-- Start Supplied entries --
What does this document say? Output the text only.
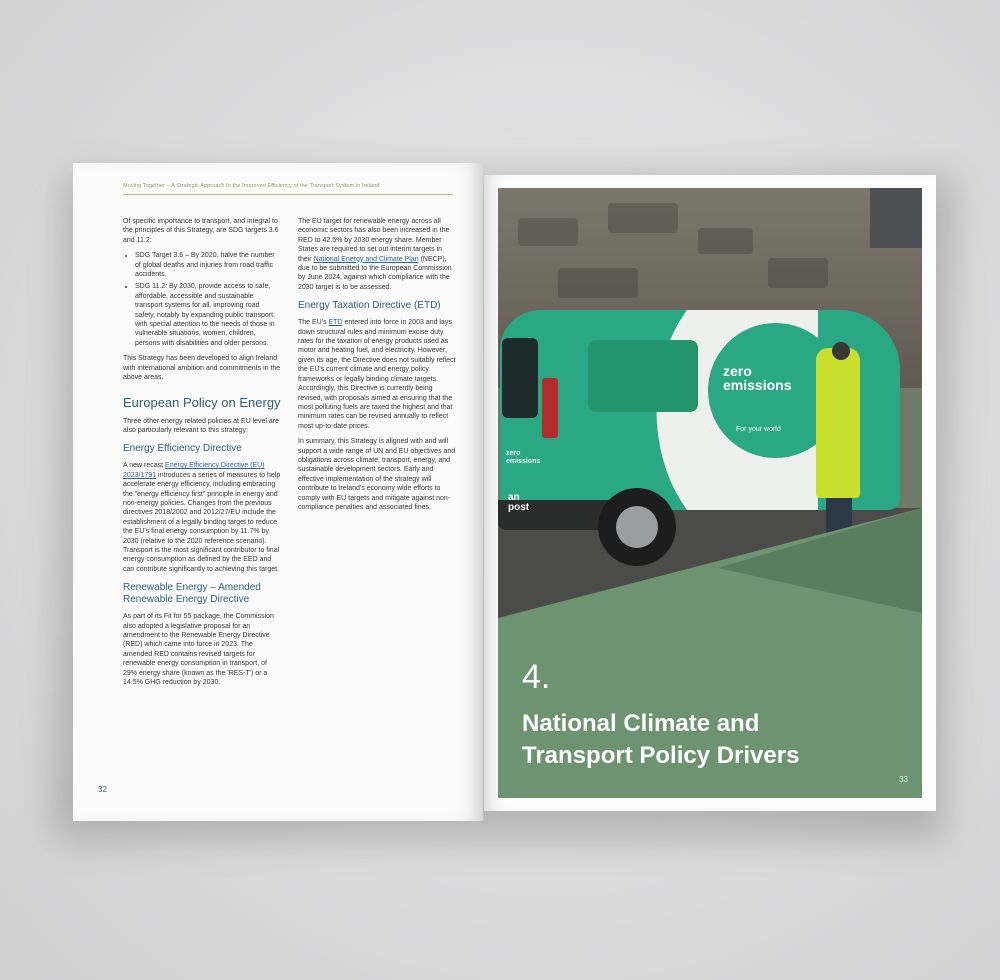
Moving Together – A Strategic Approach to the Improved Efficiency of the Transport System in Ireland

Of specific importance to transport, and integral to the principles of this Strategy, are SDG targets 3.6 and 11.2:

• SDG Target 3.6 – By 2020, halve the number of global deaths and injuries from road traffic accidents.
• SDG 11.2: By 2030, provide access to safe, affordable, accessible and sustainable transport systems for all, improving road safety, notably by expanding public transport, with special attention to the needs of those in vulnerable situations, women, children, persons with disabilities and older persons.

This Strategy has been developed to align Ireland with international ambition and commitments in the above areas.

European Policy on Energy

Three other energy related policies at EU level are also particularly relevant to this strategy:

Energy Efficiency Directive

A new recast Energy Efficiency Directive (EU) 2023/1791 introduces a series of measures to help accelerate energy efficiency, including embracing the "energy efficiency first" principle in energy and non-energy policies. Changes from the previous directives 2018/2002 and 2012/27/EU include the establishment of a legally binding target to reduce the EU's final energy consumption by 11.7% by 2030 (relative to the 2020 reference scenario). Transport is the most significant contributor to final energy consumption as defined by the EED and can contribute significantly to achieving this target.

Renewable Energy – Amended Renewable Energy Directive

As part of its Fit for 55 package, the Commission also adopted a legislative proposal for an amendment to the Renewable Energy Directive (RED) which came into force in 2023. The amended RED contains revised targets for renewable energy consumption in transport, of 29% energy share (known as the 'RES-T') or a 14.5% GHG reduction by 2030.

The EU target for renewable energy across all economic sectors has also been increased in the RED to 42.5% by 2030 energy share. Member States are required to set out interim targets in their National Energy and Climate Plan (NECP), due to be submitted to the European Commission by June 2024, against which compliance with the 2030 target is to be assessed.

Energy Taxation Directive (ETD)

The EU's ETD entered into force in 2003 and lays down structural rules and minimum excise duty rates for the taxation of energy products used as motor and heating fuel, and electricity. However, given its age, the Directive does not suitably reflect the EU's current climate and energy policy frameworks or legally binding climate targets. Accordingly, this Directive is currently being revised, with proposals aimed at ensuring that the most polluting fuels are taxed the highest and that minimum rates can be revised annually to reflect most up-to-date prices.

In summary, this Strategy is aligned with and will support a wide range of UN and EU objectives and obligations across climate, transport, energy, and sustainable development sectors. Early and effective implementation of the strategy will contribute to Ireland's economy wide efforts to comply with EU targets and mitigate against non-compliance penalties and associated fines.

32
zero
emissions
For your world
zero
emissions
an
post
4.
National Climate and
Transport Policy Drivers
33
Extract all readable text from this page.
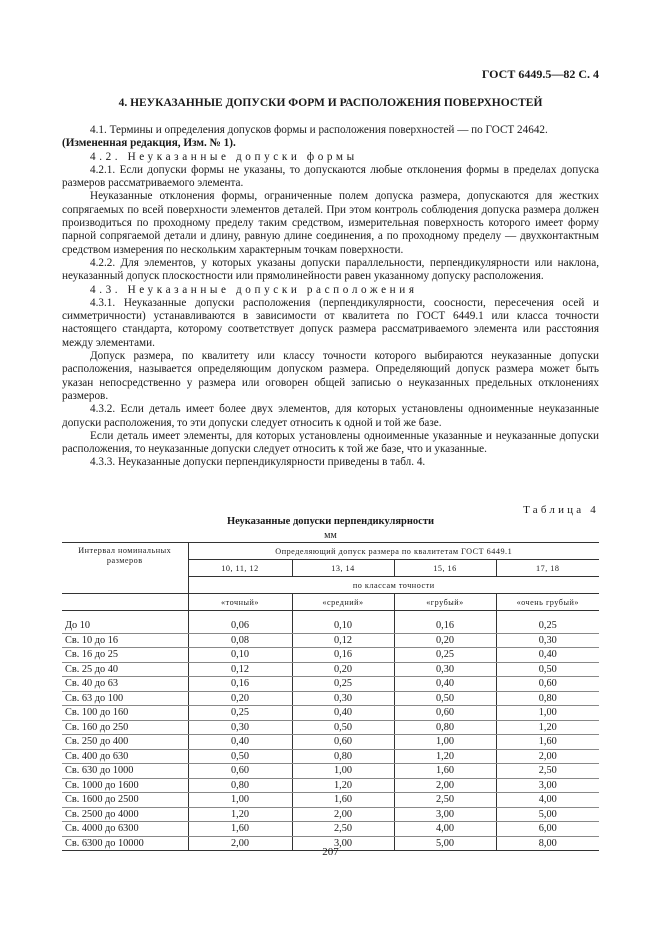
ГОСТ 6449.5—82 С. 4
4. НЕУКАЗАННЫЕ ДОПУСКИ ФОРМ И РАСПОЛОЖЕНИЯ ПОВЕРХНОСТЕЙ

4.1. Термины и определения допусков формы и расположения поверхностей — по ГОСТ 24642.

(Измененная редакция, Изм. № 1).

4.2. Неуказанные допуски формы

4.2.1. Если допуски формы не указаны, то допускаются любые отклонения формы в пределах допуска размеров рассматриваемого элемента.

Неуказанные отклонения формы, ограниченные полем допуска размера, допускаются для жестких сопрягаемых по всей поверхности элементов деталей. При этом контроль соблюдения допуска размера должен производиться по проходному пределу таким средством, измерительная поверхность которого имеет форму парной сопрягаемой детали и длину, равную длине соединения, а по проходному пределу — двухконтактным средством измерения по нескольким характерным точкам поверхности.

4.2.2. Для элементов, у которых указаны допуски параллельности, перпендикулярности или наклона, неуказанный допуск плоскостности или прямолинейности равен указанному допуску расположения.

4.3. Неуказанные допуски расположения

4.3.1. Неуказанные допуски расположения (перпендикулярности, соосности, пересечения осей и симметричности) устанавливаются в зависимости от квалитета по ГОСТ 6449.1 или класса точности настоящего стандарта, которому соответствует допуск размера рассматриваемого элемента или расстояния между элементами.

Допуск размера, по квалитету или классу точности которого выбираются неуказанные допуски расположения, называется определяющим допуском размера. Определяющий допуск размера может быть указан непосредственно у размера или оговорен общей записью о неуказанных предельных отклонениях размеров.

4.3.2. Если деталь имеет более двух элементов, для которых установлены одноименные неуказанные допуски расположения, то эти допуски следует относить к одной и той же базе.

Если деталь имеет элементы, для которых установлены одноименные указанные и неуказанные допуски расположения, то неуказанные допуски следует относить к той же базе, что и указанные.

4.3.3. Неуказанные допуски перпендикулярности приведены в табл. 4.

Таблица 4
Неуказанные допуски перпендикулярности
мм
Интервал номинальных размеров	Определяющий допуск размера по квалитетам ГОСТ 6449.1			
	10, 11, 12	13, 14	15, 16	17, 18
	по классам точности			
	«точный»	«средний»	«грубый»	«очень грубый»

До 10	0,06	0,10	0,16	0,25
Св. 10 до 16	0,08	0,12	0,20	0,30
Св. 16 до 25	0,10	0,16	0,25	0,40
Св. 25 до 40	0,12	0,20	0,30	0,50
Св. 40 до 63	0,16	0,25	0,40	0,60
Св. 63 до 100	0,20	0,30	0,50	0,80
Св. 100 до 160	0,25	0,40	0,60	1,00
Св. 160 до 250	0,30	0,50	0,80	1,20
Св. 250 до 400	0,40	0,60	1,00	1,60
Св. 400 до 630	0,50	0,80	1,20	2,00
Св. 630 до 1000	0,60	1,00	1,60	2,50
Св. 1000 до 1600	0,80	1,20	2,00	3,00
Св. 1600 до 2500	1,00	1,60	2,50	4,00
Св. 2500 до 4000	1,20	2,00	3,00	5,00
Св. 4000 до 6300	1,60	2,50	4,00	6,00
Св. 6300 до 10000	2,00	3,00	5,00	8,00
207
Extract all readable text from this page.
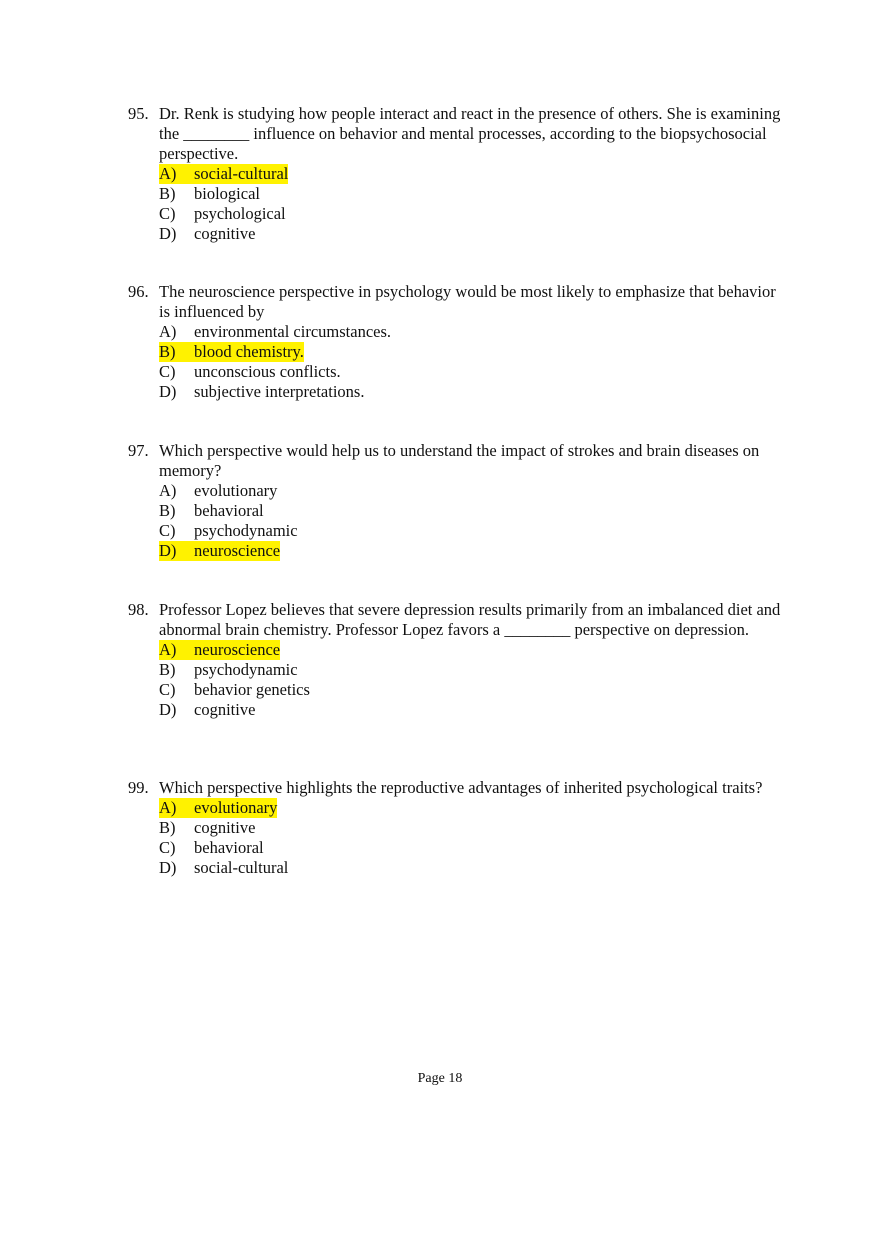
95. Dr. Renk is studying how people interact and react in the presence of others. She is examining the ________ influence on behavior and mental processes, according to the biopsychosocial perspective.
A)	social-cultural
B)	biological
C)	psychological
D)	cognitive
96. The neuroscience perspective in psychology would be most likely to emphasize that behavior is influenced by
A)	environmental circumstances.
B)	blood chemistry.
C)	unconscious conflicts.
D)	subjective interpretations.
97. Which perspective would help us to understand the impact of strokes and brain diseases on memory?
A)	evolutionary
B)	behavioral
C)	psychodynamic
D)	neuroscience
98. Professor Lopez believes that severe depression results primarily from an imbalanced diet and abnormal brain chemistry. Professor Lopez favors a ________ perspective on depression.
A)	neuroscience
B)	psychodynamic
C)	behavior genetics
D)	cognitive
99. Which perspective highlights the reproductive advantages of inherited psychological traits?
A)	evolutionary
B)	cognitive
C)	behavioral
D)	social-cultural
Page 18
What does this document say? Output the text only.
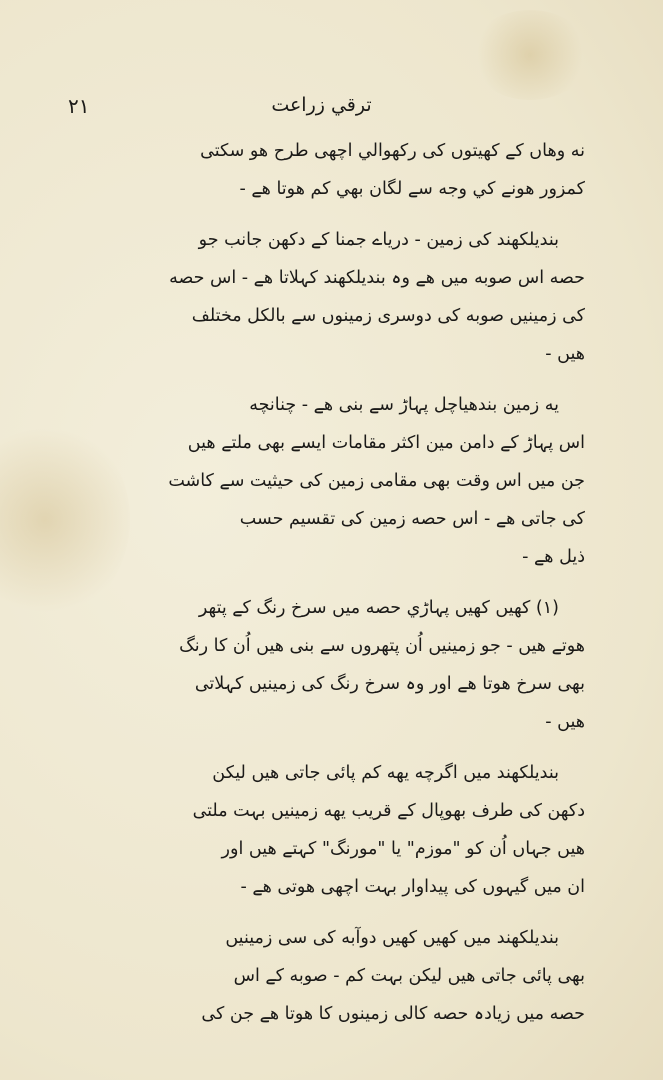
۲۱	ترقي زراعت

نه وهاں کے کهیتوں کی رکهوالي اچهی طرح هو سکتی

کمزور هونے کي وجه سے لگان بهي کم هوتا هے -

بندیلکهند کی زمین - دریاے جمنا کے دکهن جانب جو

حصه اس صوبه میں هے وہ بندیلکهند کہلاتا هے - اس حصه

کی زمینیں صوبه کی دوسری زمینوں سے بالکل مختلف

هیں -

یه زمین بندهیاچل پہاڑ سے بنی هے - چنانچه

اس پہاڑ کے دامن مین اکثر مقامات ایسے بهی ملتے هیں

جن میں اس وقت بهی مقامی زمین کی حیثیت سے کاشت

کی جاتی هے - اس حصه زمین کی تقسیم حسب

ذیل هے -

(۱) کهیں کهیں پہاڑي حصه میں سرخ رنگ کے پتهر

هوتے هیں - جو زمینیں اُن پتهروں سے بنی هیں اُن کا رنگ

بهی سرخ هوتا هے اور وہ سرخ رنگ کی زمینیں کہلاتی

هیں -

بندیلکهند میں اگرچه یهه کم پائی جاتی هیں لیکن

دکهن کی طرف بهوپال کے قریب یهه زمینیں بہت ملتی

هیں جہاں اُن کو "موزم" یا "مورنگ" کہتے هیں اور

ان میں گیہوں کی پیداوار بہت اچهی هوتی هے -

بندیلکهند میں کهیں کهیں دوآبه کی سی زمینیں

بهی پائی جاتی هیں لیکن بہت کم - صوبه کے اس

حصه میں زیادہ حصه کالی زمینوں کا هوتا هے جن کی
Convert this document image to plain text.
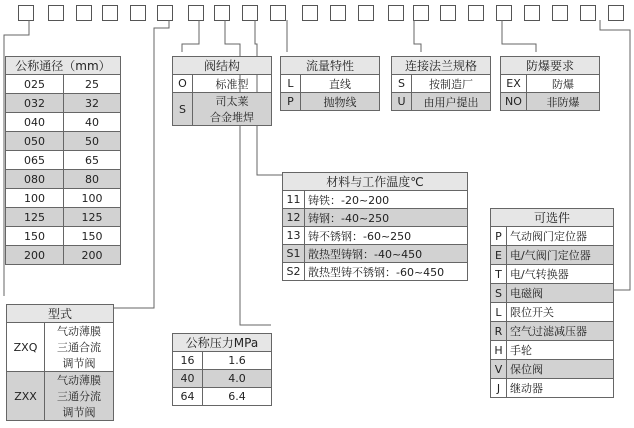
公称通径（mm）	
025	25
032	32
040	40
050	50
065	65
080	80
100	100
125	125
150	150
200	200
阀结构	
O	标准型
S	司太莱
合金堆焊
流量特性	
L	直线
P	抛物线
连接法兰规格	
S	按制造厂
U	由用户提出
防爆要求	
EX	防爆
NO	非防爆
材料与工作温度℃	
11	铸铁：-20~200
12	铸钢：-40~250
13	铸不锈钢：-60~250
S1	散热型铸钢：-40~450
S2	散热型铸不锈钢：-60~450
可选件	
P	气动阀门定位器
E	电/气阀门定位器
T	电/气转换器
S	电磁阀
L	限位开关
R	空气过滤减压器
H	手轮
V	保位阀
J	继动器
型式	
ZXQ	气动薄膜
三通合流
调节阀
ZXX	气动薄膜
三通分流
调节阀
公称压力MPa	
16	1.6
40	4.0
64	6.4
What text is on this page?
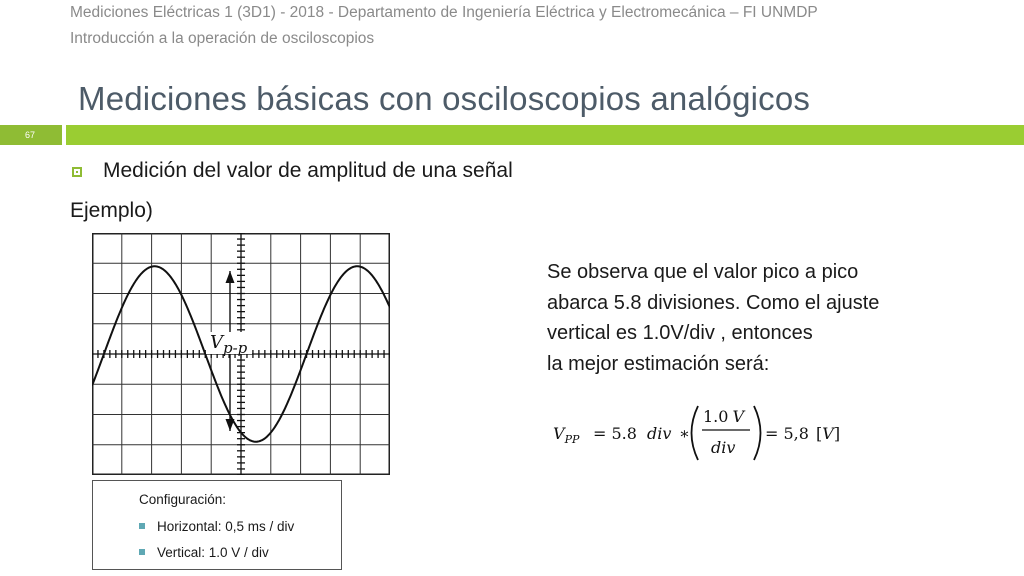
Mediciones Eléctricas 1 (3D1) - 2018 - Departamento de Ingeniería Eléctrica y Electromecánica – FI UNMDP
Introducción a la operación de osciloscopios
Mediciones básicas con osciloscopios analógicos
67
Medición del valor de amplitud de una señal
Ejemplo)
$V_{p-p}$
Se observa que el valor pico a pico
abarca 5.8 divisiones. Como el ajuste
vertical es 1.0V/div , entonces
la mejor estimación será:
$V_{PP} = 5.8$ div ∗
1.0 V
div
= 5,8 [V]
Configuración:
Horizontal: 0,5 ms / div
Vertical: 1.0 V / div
-- End Supplied entries --
# [The request]
Collect each line above holding the string "into".

# [Solution to the problem]
As part of its Fit for 55 package, the Commission also adopted a legislative proposal for an amendment to the Renewable Energy Directive (RED) which came into force in 2023. The amended RED contains revised targets for renewable energy consumption in transport, of 29% energy share (known as the 'RES-T') or a 14.5% GHG reduction by 2030.
The EU's ETD entered into force in 2003 and lays down structural rules and minimum excise duty rates for the taxation of energy products used as motor and heating fuel, and electricity. However, given its age, the Directive does not suitably reflect the EU's current climate and energy policy frameworks or legally binding climate targets. Accordingly, this Directive is currently being revised, with proposals aimed at ensuring that the most polluting fuels are taxed the highest and that minimum rates can be revised annually to reflect most up-to-date prices.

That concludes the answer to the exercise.